■ **Exercise**:
Find every line in the records below that holds the word "公用事业" and copy it.

■ **Supplied data**:

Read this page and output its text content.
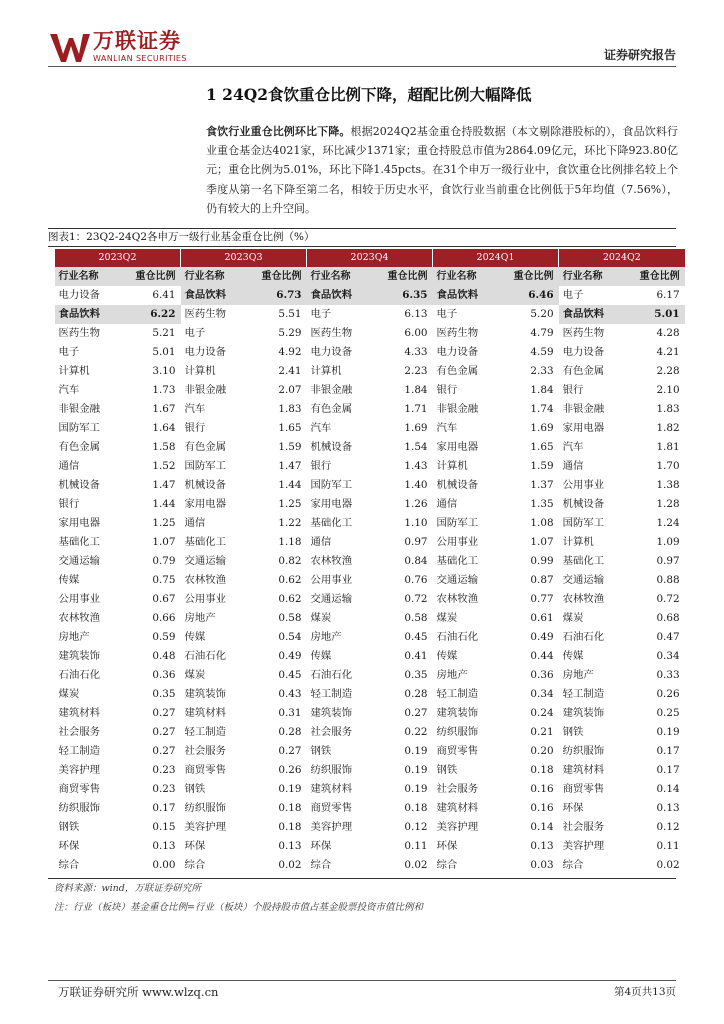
万联证券
WANLIAN SECURITIES	证券研究报告
1 24Q2食饮重仓比例下降，超配比例大幅降低
食饮行业重仓比例环比下降。根据2024Q2基金重仓持股数据（本文剔除港股标的），食品饮料行业重仓基金达4021家，环比减少1371家；重仓持股总市值为2864.09亿元，环比下降923.80亿元；重仓比例为5.01%，环比下降1.45pcts。在31个申万一级行业中，食饮重仓比例排名较上个季度从第一名下降至第二名，相较于历史水平，食饮行业当前重仓比例低于5年均值（7.56%），仍有较大的上升空间。
图表1：23Q2-24Q2各申万一级行业基金重仓比例（%）
2023Q2		2023Q3		2023Q4		2024Q1		2024Q2	
行业名称	重仓比例	行业名称	重仓比例	行业名称	重仓比例	行业名称	重仓比例	行业名称	重仓比例
电力设备	6.41	食品饮料	6.73	食品饮料	6.35	食品饮料	6.46	电子	6.17
食品饮料	6.22	医药生物	5.51	电子	6.13	电子	5.20	食品饮料	5.01
医药生物	5.21	电子	5.29	医药生物	6.00	医药生物	4.79	医药生物	4.28
电子	5.01	电力设备	4.92	电力设备	4.33	电力设备	4.59	电力设备	4.21
计算机	3.10	计算机	2.41	计算机	2.23	有色金属	2.33	有色金属	2.28
汽车	1.73	非银金融	2.07	非银金融	1.84	银行	1.84	银行	2.10
非银金融	1.67	汽车	1.83	有色金属	1.71	非银金融	1.74	非银金融	1.83
国防军工	1.64	银行	1.65	汽车	1.69	汽车	1.69	家用电器	1.82
有色金属	1.58	有色金属	1.59	机械设备	1.54	家用电器	1.65	汽车	1.81
通信	1.52	国防军工	1.47	银行	1.43	计算机	1.59	通信	1.70
机械设备	1.47	机械设备	1.44	国防军工	1.40	机械设备	1.37	公用事业	1.38
银行	1.44	家用电器	1.25	家用电器	1.26	通信	1.35	机械设备	1.28
家用电器	1.25	通信	1.22	基础化工	1.10	国防军工	1.08	国防军工	1.24
基础化工	1.07	基础化工	1.18	通信	0.97	公用事业	1.07	计算机	1.09
交通运输	0.79	交通运输	0.82	农林牧渔	0.84	基础化工	0.99	基础化工	0.97
传媒	0.75	农林牧渔	0.62	公用事业	0.76	交通运输	0.87	交通运输	0.88
公用事业	0.67	公用事业	0.62	交通运输	0.72	农林牧渔	0.77	农林牧渔	0.72
农林牧渔	0.66	房地产	0.58	煤炭	0.58	煤炭	0.61	煤炭	0.68
房地产	0.59	传媒	0.54	房地产	0.45	石油石化	0.49	石油石化	0.47
建筑装饰	0.48	石油石化	0.49	传媒	0.41	传媒	0.44	传媒	0.34
石油石化	0.36	煤炭	0.45	石油石化	0.35	房地产	0.36	房地产	0.33
煤炭	0.35	建筑装饰	0.43	轻工制造	0.28	轻工制造	0.34	轻工制造	0.26
建筑材料	0.27	建筑材料	0.31	建筑装饰	0.27	建筑装饰	0.24	建筑装饰	0.25
社会服务	0.27	轻工制造	0.28	社会服务	0.22	纺织服饰	0.21	钢铁	0.19
轻工制造	0.27	社会服务	0.27	钢铁	0.19	商贸零售	0.20	纺织服饰	0.17
美容护理	0.23	商贸零售	0.26	纺织服饰	0.19	钢铁	0.18	建筑材料	0.17
商贸零售	0.23	钢铁	0.19	建筑材料	0.19	社会服务	0.16	商贸零售	0.14
纺织服饰	0.17	纺织服饰	0.18	商贸零售	0.18	建筑材料	0.16	环保	0.13
钢铁	0.15	美容护理	0.18	美容护理	0.12	美容护理	0.14	社会服务	0.12
环保	0.13	环保	0.13	环保	0.11	环保	0.13	美容护理	0.11
综合	0.00	综合	0.02	综合	0.02	综合	0.03	综合	0.02
资料来源：wind，万联证券研究所
注：行业（板块）基金重仓比例=行业（板块）个股持股市值占基金股票投资市值比例和
万联证券研究所 www.wlzq.cn	第4页共13页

■ **Solution to the problem**:
机械设备	1.47	机械设备	1.44	国防军工	1.40	机械设备	1.37	公用事业	1.38
基础化工	1.07	基础化工	1.18	通信	0.97	公用事业	1.07	计算机	1.09
传媒	0.75	农林牧渔	0.62	公用事业	0.76	交通运输	0.87	交通运输	0.88
公用事业	0.67	公用事业	0.62	交通运输	0.72	农林牧渔	0.77	农林牧渔	0.72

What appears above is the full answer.